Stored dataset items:
* START *
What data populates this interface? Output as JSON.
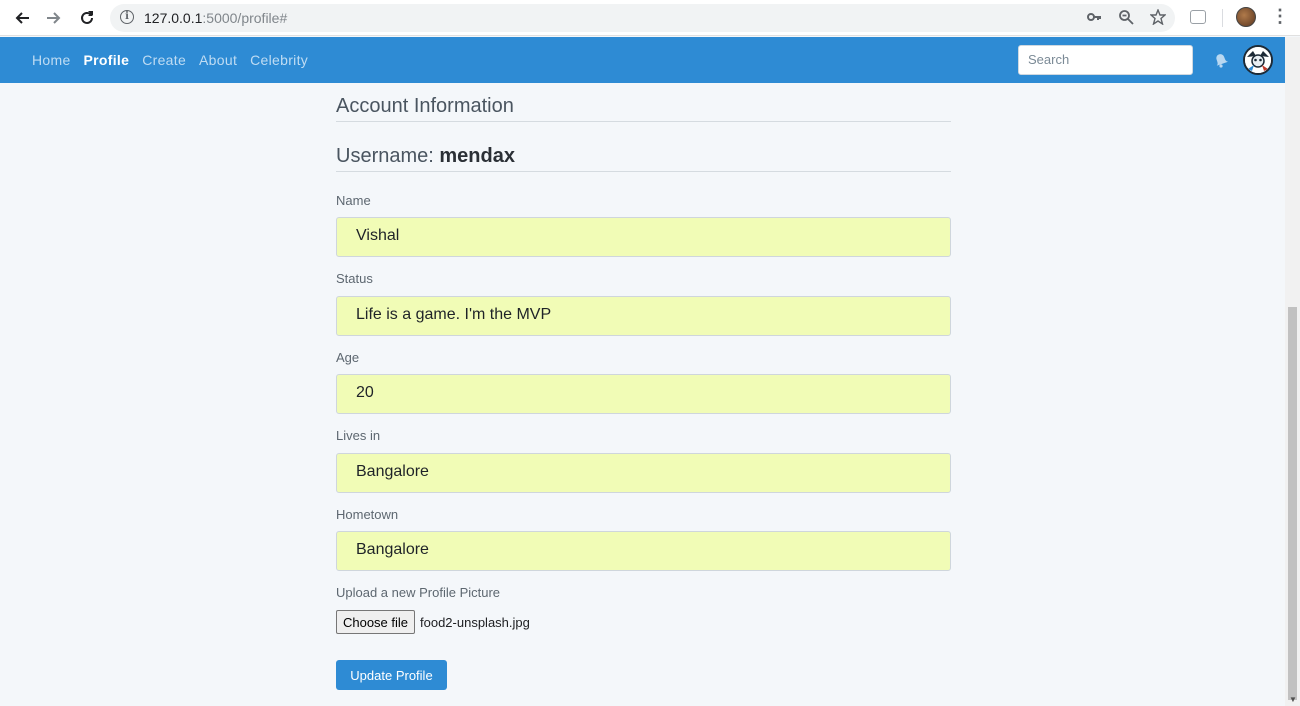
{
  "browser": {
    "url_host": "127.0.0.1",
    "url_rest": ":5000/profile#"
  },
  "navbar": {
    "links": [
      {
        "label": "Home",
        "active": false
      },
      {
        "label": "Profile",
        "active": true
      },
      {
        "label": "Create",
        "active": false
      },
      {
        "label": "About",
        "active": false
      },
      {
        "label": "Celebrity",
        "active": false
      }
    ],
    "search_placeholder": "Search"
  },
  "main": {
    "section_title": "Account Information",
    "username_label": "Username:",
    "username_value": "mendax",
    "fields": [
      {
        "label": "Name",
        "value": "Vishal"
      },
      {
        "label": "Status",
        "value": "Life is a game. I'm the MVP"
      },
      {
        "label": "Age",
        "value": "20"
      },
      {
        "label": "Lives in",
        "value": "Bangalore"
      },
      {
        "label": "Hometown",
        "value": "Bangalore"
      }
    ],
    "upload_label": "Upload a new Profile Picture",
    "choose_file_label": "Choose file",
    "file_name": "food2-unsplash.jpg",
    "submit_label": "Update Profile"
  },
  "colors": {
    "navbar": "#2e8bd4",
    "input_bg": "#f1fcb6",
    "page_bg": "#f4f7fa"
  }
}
* END *
* START *
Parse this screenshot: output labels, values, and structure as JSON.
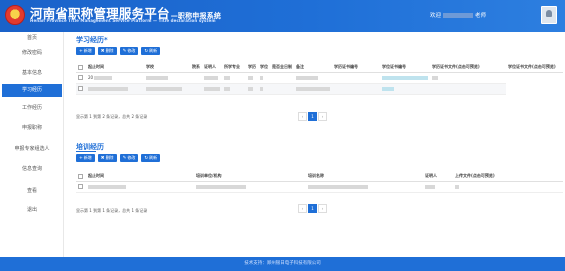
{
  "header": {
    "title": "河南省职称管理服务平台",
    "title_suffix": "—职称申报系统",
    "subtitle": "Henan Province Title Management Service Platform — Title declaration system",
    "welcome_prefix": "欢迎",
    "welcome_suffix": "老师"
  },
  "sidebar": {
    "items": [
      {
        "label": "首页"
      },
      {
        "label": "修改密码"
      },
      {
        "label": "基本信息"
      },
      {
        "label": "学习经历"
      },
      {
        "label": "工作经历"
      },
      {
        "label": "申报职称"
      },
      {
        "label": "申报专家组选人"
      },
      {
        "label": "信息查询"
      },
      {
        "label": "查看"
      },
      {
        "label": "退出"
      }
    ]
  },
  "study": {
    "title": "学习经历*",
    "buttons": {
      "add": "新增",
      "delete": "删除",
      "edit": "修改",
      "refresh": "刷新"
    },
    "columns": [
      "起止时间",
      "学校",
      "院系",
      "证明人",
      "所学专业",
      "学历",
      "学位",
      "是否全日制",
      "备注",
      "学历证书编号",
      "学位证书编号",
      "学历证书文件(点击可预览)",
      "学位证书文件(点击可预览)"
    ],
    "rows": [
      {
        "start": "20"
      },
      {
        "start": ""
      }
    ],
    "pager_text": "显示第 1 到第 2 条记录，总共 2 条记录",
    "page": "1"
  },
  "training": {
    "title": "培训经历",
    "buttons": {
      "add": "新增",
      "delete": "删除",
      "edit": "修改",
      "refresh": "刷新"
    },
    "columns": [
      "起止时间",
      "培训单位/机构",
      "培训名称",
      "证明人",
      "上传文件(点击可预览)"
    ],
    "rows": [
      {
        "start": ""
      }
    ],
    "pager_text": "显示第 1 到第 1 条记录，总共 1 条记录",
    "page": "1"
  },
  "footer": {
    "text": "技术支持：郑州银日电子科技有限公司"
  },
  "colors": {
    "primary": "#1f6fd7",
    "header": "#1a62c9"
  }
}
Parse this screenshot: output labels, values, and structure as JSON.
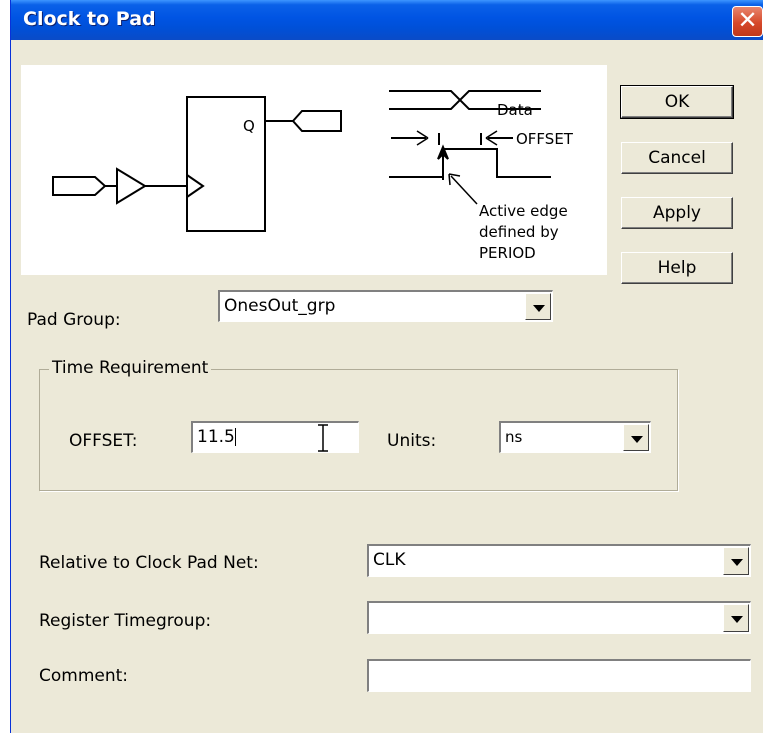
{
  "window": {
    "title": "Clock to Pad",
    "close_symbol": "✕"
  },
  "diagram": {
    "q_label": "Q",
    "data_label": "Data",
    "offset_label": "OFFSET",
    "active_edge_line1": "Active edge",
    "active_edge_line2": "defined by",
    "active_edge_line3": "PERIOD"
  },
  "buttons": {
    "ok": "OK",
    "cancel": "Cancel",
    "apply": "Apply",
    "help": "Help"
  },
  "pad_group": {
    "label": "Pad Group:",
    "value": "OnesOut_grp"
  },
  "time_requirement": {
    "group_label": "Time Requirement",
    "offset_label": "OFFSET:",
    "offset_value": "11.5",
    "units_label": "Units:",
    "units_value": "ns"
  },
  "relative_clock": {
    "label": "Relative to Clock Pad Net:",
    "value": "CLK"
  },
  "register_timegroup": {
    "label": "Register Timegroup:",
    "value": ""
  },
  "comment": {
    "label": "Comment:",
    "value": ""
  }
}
* END *
* START *
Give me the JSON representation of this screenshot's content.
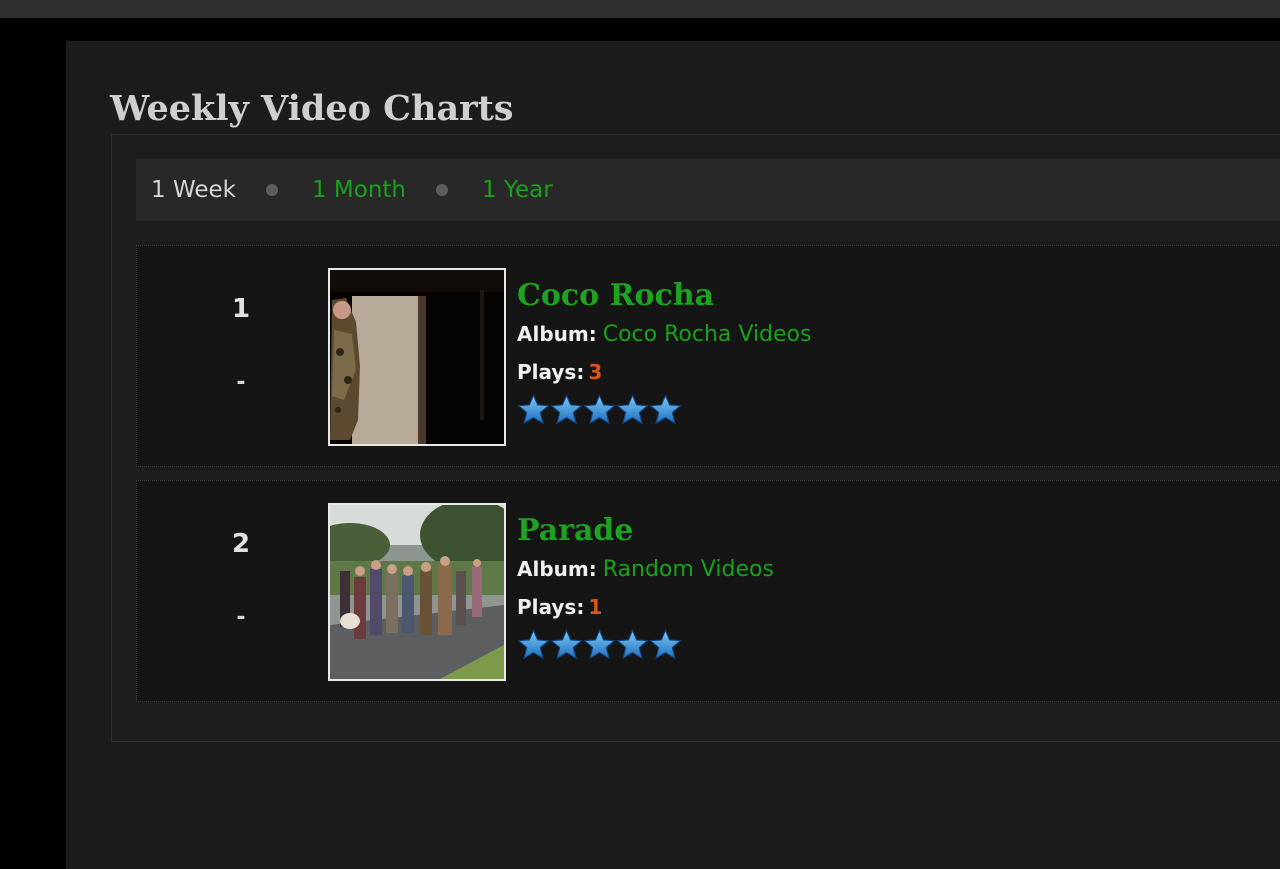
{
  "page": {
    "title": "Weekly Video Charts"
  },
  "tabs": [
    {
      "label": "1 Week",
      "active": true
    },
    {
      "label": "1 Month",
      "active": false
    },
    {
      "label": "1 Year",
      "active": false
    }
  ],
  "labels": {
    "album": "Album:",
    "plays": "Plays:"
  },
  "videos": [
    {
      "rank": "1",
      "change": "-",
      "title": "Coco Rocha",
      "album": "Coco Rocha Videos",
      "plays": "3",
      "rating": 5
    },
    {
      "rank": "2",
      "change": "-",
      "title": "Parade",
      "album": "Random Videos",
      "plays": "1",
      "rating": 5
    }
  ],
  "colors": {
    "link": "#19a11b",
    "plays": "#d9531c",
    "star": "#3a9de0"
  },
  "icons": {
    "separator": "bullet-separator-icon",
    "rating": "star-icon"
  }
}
* END *
- _Challenge_: Scan the data for the word "plays" and copy every line where it shows up.

- _Answer to this task_:
    "plays": "Plays:"
      "plays": "3",
      "plays": "1",
    "plays": "#d9531c",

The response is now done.